## Exercise materials

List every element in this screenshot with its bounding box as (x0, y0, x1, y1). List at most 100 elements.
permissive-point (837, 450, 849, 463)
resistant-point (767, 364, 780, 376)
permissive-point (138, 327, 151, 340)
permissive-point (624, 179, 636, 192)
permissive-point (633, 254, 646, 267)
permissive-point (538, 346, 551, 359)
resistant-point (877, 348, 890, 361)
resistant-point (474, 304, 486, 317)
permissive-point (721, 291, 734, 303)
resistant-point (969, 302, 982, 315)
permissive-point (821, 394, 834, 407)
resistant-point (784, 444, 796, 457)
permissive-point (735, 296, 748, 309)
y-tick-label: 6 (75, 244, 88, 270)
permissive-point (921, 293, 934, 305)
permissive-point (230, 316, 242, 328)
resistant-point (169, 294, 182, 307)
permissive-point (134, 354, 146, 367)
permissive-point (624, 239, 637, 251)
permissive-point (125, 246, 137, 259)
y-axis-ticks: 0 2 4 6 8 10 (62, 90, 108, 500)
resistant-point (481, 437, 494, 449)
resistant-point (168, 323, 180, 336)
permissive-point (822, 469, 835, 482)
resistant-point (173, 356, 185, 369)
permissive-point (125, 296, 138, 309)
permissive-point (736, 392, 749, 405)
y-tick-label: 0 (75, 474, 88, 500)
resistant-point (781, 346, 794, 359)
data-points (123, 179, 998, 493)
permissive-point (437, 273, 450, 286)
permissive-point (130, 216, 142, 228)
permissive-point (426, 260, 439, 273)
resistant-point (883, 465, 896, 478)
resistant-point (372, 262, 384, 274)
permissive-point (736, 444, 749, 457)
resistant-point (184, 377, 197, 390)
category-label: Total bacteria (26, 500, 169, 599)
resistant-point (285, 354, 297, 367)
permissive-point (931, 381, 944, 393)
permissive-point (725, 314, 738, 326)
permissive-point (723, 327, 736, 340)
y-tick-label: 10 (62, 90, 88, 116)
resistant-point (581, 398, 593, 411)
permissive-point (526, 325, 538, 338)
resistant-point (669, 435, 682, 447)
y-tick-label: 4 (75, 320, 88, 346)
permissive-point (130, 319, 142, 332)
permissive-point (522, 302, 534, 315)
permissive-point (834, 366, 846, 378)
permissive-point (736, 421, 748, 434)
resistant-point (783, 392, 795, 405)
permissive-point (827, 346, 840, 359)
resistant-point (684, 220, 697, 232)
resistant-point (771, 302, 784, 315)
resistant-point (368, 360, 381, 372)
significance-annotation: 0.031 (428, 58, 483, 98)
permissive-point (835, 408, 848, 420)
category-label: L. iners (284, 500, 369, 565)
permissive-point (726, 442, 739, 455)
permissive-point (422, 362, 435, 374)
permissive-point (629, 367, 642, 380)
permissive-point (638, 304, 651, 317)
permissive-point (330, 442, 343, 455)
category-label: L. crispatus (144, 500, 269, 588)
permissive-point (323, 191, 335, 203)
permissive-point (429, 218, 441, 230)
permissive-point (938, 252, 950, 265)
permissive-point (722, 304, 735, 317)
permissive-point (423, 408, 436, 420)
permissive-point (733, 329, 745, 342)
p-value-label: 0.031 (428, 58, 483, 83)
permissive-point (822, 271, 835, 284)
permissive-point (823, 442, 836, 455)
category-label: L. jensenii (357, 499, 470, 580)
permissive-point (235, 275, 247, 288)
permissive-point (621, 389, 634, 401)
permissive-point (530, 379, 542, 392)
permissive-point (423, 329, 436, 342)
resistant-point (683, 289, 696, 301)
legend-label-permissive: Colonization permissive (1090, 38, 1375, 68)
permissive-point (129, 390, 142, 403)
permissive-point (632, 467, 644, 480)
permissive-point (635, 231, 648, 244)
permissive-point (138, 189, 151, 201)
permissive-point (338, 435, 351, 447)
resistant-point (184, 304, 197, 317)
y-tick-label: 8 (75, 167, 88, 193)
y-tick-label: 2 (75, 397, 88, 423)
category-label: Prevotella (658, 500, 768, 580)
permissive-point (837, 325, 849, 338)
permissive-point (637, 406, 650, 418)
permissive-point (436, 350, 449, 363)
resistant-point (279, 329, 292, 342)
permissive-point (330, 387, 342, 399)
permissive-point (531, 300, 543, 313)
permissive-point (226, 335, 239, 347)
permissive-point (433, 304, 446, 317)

## What is being asked
Show a copy of each line from the data that includes the word "category".

## Result of the task
category-label: Total bacteria (26, 500, 169, 599)
category-label: L. iners (284, 500, 369, 565)
category-label: L. crispatus (144, 500, 269, 588)
category-label: L. jensenii (357, 499, 470, 580)
category-label: Prevotella (658, 500, 768, 580)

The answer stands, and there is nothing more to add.